Records for the exercise
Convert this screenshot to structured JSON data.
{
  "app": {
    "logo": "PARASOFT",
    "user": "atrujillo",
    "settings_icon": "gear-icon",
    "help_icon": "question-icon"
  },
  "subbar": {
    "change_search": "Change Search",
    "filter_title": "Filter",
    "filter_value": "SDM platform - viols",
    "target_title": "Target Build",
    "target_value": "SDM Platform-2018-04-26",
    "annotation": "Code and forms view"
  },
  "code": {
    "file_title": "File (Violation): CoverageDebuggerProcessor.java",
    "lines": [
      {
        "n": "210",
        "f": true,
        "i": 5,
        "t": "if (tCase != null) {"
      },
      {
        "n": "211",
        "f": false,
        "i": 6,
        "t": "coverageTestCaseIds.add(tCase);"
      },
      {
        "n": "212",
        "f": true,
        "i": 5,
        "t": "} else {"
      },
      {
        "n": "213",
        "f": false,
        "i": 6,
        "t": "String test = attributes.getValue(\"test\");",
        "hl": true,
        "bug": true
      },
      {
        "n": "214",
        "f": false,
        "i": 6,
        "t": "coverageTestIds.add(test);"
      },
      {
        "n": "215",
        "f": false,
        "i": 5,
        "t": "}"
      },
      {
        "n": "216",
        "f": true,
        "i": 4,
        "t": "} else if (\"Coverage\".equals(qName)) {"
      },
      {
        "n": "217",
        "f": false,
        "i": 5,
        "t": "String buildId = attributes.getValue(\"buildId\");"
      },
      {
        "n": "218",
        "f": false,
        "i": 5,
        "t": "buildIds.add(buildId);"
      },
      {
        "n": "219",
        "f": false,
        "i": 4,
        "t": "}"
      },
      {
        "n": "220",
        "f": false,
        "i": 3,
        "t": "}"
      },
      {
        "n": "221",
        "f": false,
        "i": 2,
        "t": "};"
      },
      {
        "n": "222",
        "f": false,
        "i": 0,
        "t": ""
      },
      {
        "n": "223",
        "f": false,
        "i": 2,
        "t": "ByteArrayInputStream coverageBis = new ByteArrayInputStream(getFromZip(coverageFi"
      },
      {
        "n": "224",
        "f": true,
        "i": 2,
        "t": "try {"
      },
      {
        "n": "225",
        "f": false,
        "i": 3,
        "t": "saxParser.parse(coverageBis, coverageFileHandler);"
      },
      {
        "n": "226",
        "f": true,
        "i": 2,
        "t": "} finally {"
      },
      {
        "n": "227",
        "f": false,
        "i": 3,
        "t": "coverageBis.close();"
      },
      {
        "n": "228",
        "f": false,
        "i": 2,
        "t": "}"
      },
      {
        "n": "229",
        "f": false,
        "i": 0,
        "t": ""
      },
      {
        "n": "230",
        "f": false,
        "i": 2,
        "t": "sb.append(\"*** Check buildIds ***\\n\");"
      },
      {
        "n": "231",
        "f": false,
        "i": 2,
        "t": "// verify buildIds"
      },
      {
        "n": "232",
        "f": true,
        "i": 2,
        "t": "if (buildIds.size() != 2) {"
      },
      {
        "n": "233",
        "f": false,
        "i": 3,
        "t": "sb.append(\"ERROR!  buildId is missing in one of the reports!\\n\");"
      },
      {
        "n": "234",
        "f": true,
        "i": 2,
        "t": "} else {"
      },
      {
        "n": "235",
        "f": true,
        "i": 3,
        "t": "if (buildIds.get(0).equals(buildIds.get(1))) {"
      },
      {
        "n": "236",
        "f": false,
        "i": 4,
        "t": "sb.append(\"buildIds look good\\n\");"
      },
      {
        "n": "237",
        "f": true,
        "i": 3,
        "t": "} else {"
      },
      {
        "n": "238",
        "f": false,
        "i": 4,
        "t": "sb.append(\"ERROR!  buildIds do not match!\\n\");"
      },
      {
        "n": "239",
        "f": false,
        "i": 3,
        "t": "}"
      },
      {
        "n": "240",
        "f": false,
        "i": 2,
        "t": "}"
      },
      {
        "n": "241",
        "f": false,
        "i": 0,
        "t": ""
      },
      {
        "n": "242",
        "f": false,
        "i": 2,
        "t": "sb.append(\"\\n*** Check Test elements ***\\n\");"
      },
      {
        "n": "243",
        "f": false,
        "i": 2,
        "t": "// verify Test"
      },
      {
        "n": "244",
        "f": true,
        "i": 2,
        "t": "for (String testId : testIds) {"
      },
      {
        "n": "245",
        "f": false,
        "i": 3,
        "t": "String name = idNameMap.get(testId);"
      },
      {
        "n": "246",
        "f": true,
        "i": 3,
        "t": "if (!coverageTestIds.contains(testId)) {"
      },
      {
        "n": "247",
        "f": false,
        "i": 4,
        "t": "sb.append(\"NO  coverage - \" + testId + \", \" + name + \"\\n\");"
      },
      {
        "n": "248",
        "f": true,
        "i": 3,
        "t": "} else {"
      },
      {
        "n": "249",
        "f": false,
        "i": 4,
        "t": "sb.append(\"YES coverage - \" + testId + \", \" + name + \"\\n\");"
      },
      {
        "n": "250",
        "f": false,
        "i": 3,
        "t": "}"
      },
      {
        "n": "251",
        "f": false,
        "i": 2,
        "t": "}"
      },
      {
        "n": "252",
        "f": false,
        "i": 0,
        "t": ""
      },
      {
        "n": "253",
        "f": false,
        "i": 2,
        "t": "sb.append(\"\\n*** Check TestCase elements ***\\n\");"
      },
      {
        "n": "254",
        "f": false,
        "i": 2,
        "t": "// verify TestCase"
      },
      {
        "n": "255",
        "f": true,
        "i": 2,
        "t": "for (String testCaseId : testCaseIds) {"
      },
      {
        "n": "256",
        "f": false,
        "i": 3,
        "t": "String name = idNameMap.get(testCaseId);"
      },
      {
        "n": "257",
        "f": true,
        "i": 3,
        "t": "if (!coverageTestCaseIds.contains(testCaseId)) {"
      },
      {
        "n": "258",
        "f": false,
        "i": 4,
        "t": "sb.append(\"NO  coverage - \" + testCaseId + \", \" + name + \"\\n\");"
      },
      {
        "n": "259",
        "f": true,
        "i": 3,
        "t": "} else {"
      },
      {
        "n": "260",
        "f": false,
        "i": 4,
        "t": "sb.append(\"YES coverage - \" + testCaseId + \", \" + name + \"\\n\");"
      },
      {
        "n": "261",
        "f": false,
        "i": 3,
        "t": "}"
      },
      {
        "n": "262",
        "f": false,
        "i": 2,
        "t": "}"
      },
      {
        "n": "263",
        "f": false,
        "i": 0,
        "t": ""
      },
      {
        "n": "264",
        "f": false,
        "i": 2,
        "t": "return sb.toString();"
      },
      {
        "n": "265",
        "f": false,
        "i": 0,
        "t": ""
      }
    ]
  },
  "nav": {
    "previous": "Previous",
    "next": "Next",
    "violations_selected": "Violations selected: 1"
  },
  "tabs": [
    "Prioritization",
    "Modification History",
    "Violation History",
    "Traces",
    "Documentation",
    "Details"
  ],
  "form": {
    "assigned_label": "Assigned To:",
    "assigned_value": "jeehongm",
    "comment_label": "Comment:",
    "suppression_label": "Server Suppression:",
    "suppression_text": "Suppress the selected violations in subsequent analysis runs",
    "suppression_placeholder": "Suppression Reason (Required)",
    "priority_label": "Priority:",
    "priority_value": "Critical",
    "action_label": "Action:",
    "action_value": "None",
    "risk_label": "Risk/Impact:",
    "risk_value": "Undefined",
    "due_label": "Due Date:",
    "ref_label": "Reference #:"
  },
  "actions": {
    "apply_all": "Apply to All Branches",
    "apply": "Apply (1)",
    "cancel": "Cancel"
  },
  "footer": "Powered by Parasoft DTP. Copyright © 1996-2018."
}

Written instruction
Recopy all the lines exactly as they appear.

The result
Convert this screenshot to structured JSON data.
{
  "app": {
    "logo": "PARASOFT",
    "user": "atrujillo",
    "settings_icon": "gear-icon",
    "help_icon": "question-icon"
  },
  "subbar": {
    "change_search": "Change Search",
    "filter_title": "Filter",
    "filter_value": "SDM platform - viols",
    "target_title": "Target Build",
    "target_value": "SDM Platform-2018-04-26",
    "annotation": "Code and forms view"
  },
  "code": {
    "file_title": "File (Violation): CoverageDebuggerProcessor.java",
    "lines": [
      {
        "n": "210",
        "f": true,
        "i": 5,
        "t": "if (tCase != null) {"
      },
      {
        "n": "211",
        "f": false,
        "i": 6,
        "t": "coverageTestCaseIds.add(tCase);"
      },
      {
        "n": "212",
        "f": true,
        "i": 5,
        "t": "} else {"
      },
      {
        "n": "213",
        "f": false,
        "i": 6,
        "t": "String test = attributes.getValue(\"test\");",
        "hl": true,
        "bug": true
      },
      {
        "n": "214",
        "f": false,
        "i": 6,
        "t": "coverageTestIds.add(test);"
      },
      {
        "n": "215",
        "f": false,
        "i": 5,
        "t": "}"
      },
      {
        "n": "216",
        "f": true,
        "i": 4,
        "t": "} else if (\"Coverage\".equals(qName)) {"
      },
      {
        "n": "217",
        "f": false,
        "i": 5,
        "t": "String buildId = attributes.getValue(\"buildId\");"
      },
      {
        "n": "218",
        "f": false,
        "i": 5,
        "t": "buildIds.add(buildId);"
      },
      {
        "n": "219",
        "f": false,
        "i": 4,
        "t": "}"
      },
      {
        "n": "220",
        "f": false,
        "i": 3,
        "t": "}"
      },
      {
        "n": "221",
        "f": false,
        "i": 2,
        "t": "};"
      },
      {
        "n": "222",
        "f": false,
        "i": 0,
        "t": ""
      },
      {
        "n": "223",
        "f": false,
        "i": 2,
        "t": "ByteArrayInputStream coverageBis = new ByteArrayInputStream(getFromZip(coverageFi"
      },
      {
        "n": "224",
        "f": true,
        "i": 2,
        "t": "try {"
      },
      {
        "n": "225",
        "f": false,
        "i": 3,
        "t": "saxParser.parse(coverageBis, coverageFileHandler);"
      },
      {
        "n": "226",
        "f": true,
        "i": 2,
        "t": "} finally {"
      },
      {
        "n": "227",
        "f": false,
        "i": 3,
        "t": "coverageBis.close();"
      },
      {
        "n": "228",
        "f": false,
        "i": 2,
        "t": "}"
      },
      {
        "n": "229",
        "f": false,
        "i": 0,
        "t": ""
      },
      {
        "n": "230",
        "f": false,
        "i": 2,
        "t": "sb.append(\"*** Check buildIds ***\\n\");"
      },
      {
        "n": "231",
        "f": false,
        "i": 2,
        "t": "// verify buildIds"
      },
      {
        "n": "232",
        "f": true,
        "i": 2,
        "t": "if (buildIds.size() != 2) {"
      },
      {
        "n": "233",
        "f": false,
        "i": 3,
        "t": "sb.append(\"ERROR!  buildId is missing in one of the reports!\\n\");"
      },
      {
        "n": "234",
        "f": true,
        "i": 2,
        "t": "} else {"
      },
      {
        "n": "235",
        "f": true,
        "i": 3,
        "t": "if (buildIds.get(0).equals(buildIds.get(1))) {"
      },
      {
        "n": "236",
        "f": false,
        "i": 4,
        "t": "sb.append(\"buildIds look good\\n\");"
      },
      {
        "n": "237",
        "f": true,
        "i": 3,
        "t": "} else {"
      },
      {
        "n": "238",
        "f": false,
        "i": 4,
        "t": "sb.append(\"ERROR!  buildIds do not match!\\n\");"
      },
      {
        "n": "239",
        "f": false,
        "i": 3,
        "t": "}"
      },
      {
        "n": "240",
        "f": false,
        "i": 2,
        "t": "}"
      },
      {
        "n": "241",
        "f": false,
        "i": 0,
        "t": ""
      },
      {
        "n": "242",
        "f": false,
        "i": 2,
        "t": "sb.append(\"\\n*** Check Test elements ***\\n\");"
      },
      {
        "n": "243",
        "f": false,
        "i": 2,
        "t": "// verify Test"
      },
      {
        "n": "244",
        "f": true,
        "i": 2,
        "t": "for (String testId : testIds) {"
      },
      {
        "n": "245",
        "f": false,
        "i": 3,
        "t": "String name = idNameMap.get(testId);"
      },
      {
        "n": "246",
        "f": true,
        "i": 3,
        "t": "if (!coverageTestIds.contains(testId)) {"
      },
      {
        "n": "247",
        "f": false,
        "i": 4,
        "t": "sb.append(\"NO  coverage - \" + testId + \", \" + name + \"\\n\");"
      },
      {
        "n": "248",
        "f": true,
        "i": 3,
        "t": "} else {"
      },
      {
        "n": "249",
        "f": false,
        "i": 4,
        "t": "sb.append(\"YES coverage - \" + testId + \", \" + name + \"\\n\");"
      },
      {
        "n": "250",
        "f": false,
        "i": 3,
        "t": "}"
      },
      {
        "n": "251",
        "f": false,
        "i": 2,
        "t": "}"
      },
      {
        "n": "252",
        "f": false,
        "i": 0,
        "t": ""
      },
      {
        "n": "253",
        "f": false,
        "i": 2,
        "t": "sb.append(\"\\n*** Check TestCase elements ***\\n\");"
      },
      {
        "n": "254",
        "f": false,
        "i": 2,
        "t": "// verify TestCase"
      },
      {
        "n": "255",
        "f": true,
        "i": 2,
        "t": "for (String testCaseId : testCaseIds) {"
      },
      {
        "n": "256",
        "f": false,
        "i": 3,
        "t": "String name = idNameMap.get(testCaseId);"
      },
      {
        "n": "257",
        "f": true,
        "i": 3,
        "t": "if (!coverageTestCaseIds.contains(testCaseId)) {"
      },
      {
        "n": "258",
        "f": false,
        "i": 4,
        "t": "sb.append(\"NO  coverage - \" + testCaseId + \", \" + name + \"\\n\");"
      },
      {
        "n": "259",
        "f": true,
        "i": 3,
        "t": "} else {"
      },
      {
        "n": "260",
        "f": false,
        "i": 4,
        "t": "sb.append(\"YES coverage - \" + testCaseId + \", \" + name + \"\\n\");"
      },
      {
        "n": "261",
        "f": false,
        "i": 3,
        "t": "}"
      },
      {
        "n": "262",
        "f": false,
        "i": 2,
        "t": "}"
      },
      {
        "n": "263",
        "f": false,
        "i": 0,
        "t": ""
      },
      {
        "n": "264",
        "f": false,
        "i": 2,
        "t": "return sb.toString();"
      },
      {
        "n": "265",
        "f": false,
        "i": 0,
        "t": ""
      }
    ]
  },
  "nav": {
    "previous": "Previous",
    "next": "Next",
    "violations_selected": "Violations selected: 1"
  },
  "tabs": [
    "Prioritization",
    "Modification History",
    "Violation History",
    "Traces",
    "Documentation",
    "Details"
  ],
  "form": {
    "assigned_label": "Assigned To:",
    "assigned_value": "jeehongm",
    "comment_label": "Comment:",
    "suppression_label": "Server Suppression:",
    "suppression_text": "Suppress the selected violations in subsequent analysis runs",
    "suppression_placeholder": "Suppression Reason (Required)",
    "priority_label": "Priority:",
    "priority_value": "Critical",
    "action_label": "Action:",
    "action_value": "None",
    "risk_label": "Risk/Impact:",
    "risk_value": "Undefined",
    "due_label": "Due Date:",
    "ref_label": "Reference #:"
  },
  "actions": {
    "apply_all": "Apply to All Branches",
    "apply": "Apply (1)",
    "cancel": "Cancel"
  },
  "footer": "Powered by Parasoft DTP. Copyright © 1996-2018."
}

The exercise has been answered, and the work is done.